++++ Extracted material
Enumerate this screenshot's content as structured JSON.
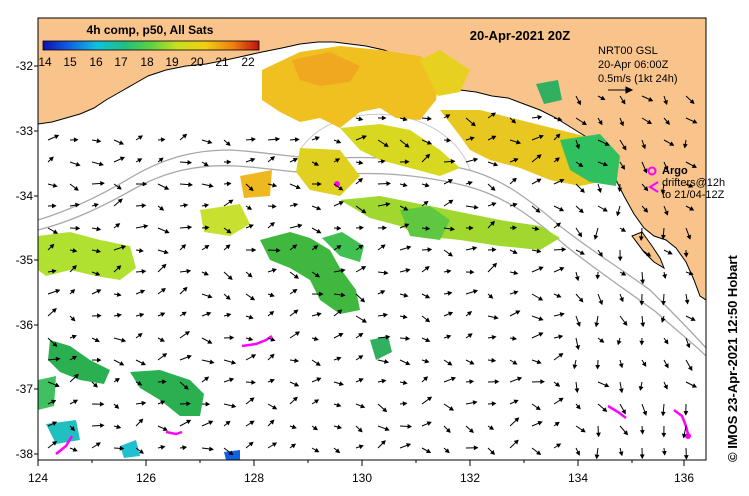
{
  "map": {
    "title": "20-Apr-2021 20Z",
    "colorbar": {
      "title": "4h comp, p50, All Sats",
      "ticks": [
        "14",
        "15",
        "16",
        "17",
        "18",
        "19",
        "20",
        "21",
        "22"
      ],
      "min": 14,
      "max": 22.5
    },
    "info_lines": [
      "NRT00 GSL",
      "20-Apr 06:00Z",
      "0.5m/s (1kt 24h)"
    ],
    "legend": {
      "argo_label": "Argo",
      "drifters_line1": "drifters@12h",
      "drifters_line2": "to 21/04-12Z"
    },
    "credit": "© IMOS 23-Apr-2021 12:50 Hobart",
    "x_ticks": [
      "124",
      "126",
      "128",
      "130",
      "132",
      "134",
      "136"
    ],
    "y_ticks": [
      "-32",
      "-33",
      "-34",
      "-35",
      "-36",
      "-37",
      "-38"
    ],
    "x_range": [
      124,
      136.6
    ],
    "y_range": [
      -38.05,
      -31.5
    ],
    "colors": {
      "land": "#f9c48c",
      "sea": "#ffffff",
      "argo": "#ff00ff",
      "bathymetry": "#a8a8a8"
    }
  }
}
++++++++
Exercise brief: Working from the lines above, reproduce the material exactly and exclude its pictures.

The result:
Enumerate this screenshot's content as structured JSON.
{
  "map": {
    "title": "20-Apr-2021 20Z",
    "colorbar": {
      "title": "4h comp, p50, All Sats",
      "ticks": [
        "14",
        "15",
        "16",
        "17",
        "18",
        "19",
        "20",
        "21",
        "22"
      ],
      "min": 14,
      "max": 22.5
    },
    "info_lines": [
      "NRT00 GSL",
      "20-Apr 06:00Z",
      "0.5m/s (1kt 24h)"
    ],
    "legend": {
      "argo_label": "Argo",
      "drifters_line1": "drifters@12h",
      "drifters_line2": "to 21/04-12Z"
    },
    "credit": "© IMOS 23-Apr-2021 12:50 Hobart",
    "x_ticks": [
      "124",
      "126",
      "128",
      "130",
      "132",
      "134",
      "136"
    ],
    "y_ticks": [
      "-32",
      "-33",
      "-34",
      "-35",
      "-36",
      "-37",
      "-38"
    ],
    "x_range": [
      124,
      136.6
    ],
    "y_range": [
      -38.05,
      -31.5
    ],
    "colors": {
      "land": "#f9c48c",
      "sea": "#ffffff",
      "argo": "#ff00ff",
      "bathymetry": "#a8a8a8"
    }
  }
}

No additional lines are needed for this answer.